In pursuance of these principles it
shall be my first business to enquire, whether or
not the languages ought to make any part of a perfect
system of education; and if they ought, at what time
they should be commenced. The study of them does
indeed still retain its ground in our public schools
and universities. But it has received a rude shock
from some writers of the present age; nor has any attack
been more formidable, than that of the author of Emile.
Let us endeavour to examine the question, neither
with the cold prejudice of antiquity on the one hand;
nor on the other, with the too eager thirst of novelty,
and unbounded admiration of the geniuses, by whom it
has been attacked.
When we look back to the venerable
ancients, we behold a class of writers, if not of
a much higher rank, at least of a very different character,
from the moderns. One natural advantage they indisputably
possessed. The field of nature was all their own.
It had not yet been blasted by any vulgar breath,
or touched with a sacrilegious hand. Its fairest
flowers had not been culled, and its choicest sweets
rifled before them. As they were not encumbered
and hedged in with the multitude of their predecessors,
they did not servilely borrow their knowledge from
books; they read it in the page of the universe.
They studied nature in all her romantic scenes, and
all her secret haunts. They studied men in the
various ranks of society, and in different nations
of the world. I might add to this several other
advantages. Of these the noble freedom of mind
that was characteristic of the republicans of Greece
and Rome, and that has scarcely any parallel among
ourselves, would not be the least.
Agreeably to these advantages, they
almost every where, particularly among the Greeks,
bear upon them the stamp of originality. All copies
are feeble and unmarked. They sacrifice the plainness
of nature to the gaudiness of ornament, and the tinsel
of wit. But the ancients are full of a noble
and affecting simplicity. By one touch of nature
and observation they paint a scene more truly, than
their successors are able to do in whole wire-drawn
pages. In description they are unequalled.
Their eloquence is fervent, manly and sonorous.
Their thoughts are just, natural, independent and
profound. The pathos of Virgil, and the sublimity
of Homer, have never been surpassed. And as their
knowledge was not acquired in learned indolence, they
knew how to join the severest application with the
brightest genius. Accordingly in their style
they have united simplicity, eloquence and harmony,
in a manner of which the moderns have seldom had even
an idea. The correctness of a Cæsar, and the
sonorous period of a Cicero; the majesty of a Virgil,
and the politeness of a Horace, are such as no living
language can express.
It is the remark of a certain old-fashioned
writer, “The form of the world passeth away.”

_Dataset records_
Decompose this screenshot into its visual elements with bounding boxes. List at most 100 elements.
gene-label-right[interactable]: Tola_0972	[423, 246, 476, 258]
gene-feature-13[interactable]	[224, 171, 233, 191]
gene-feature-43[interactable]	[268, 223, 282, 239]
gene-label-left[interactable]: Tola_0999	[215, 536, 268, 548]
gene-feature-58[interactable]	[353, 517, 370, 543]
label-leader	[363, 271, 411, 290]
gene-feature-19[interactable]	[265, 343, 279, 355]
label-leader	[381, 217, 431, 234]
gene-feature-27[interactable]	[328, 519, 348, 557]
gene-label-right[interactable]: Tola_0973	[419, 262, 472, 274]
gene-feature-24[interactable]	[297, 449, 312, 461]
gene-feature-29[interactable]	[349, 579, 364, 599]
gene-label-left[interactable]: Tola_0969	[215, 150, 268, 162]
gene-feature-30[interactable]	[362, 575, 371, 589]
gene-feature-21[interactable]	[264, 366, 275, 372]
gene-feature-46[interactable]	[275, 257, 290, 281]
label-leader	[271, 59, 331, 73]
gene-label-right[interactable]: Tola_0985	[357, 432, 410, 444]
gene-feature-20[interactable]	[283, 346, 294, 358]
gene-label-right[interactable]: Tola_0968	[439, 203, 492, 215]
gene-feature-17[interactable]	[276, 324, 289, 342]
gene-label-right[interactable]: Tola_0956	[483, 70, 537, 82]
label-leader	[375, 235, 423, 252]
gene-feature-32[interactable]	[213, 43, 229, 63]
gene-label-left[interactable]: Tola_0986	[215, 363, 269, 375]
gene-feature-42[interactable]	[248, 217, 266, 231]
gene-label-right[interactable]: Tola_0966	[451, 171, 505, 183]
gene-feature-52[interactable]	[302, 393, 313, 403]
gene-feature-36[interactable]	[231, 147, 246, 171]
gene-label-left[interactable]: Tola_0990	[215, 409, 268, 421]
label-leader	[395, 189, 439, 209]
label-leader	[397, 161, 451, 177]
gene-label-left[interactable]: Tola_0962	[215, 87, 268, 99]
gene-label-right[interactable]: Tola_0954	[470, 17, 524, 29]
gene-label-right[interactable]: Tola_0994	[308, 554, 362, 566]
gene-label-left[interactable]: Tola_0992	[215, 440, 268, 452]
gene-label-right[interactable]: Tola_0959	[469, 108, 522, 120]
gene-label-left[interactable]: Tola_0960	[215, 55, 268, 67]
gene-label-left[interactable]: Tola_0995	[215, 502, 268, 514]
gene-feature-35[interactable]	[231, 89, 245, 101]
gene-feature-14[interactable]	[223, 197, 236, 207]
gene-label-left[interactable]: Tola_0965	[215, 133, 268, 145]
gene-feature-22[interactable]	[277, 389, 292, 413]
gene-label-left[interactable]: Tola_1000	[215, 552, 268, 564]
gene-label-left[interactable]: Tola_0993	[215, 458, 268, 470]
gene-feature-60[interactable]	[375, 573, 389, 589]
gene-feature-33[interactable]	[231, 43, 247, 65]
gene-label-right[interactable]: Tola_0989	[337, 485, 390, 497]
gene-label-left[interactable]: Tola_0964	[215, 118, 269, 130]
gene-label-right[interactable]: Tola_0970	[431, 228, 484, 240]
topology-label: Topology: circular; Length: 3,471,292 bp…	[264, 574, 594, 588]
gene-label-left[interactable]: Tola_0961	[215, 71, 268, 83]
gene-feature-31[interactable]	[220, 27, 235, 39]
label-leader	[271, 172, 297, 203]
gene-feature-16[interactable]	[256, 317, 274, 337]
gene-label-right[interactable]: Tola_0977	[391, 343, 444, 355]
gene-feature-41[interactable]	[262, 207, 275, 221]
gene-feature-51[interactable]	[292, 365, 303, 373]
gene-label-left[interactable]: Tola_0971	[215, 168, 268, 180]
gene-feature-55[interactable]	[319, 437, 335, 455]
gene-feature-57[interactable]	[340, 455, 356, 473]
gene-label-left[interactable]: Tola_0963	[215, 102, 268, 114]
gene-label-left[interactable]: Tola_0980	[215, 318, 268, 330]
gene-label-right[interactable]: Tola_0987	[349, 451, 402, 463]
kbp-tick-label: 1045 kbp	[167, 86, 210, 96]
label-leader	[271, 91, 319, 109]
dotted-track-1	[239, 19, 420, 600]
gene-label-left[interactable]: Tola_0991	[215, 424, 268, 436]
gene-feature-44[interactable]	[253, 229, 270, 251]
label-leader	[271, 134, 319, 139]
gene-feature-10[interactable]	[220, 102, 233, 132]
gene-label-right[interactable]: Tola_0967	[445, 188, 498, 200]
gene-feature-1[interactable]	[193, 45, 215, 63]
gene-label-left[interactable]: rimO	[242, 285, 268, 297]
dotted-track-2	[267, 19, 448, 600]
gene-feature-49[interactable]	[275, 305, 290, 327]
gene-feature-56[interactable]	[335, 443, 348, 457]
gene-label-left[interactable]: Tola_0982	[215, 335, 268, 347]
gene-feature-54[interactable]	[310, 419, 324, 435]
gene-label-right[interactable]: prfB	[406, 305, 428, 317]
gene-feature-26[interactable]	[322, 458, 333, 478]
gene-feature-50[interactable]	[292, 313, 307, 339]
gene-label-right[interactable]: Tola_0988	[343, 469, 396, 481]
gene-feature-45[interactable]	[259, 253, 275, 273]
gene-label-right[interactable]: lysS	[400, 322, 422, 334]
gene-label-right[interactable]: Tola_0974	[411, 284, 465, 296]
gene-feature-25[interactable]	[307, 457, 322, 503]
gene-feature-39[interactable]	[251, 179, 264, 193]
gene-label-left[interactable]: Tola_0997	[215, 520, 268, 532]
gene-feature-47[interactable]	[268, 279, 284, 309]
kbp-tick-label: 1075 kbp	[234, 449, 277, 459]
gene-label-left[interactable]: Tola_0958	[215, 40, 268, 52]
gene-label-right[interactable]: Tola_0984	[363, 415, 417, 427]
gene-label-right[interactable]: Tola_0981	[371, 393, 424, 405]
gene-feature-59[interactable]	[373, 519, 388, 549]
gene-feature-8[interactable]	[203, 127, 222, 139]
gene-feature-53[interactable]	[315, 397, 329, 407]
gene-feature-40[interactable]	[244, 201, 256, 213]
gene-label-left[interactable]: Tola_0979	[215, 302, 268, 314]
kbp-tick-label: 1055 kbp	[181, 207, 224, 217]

_Tasks to perform_
1 > According to the passage on education, whose attack on the study of languages has been the most formidable?
2 > Copy the records word for word, from their first line through the line containing "223, 282, 239]", with both of those lines included.

_Answers to the exercise_
1 > The author of Emile.

2 >
Decompose this screenshot into its visual elements with bounding boxes. List at most 100 elements.
gene-label-right[interactable]: Tola_0972	[423, 246, 476, 258]
gene-feature-13[interactable]	[224, 171, 233, 191]
gene-feature-43[interactable]	[268, 223, 282, 239]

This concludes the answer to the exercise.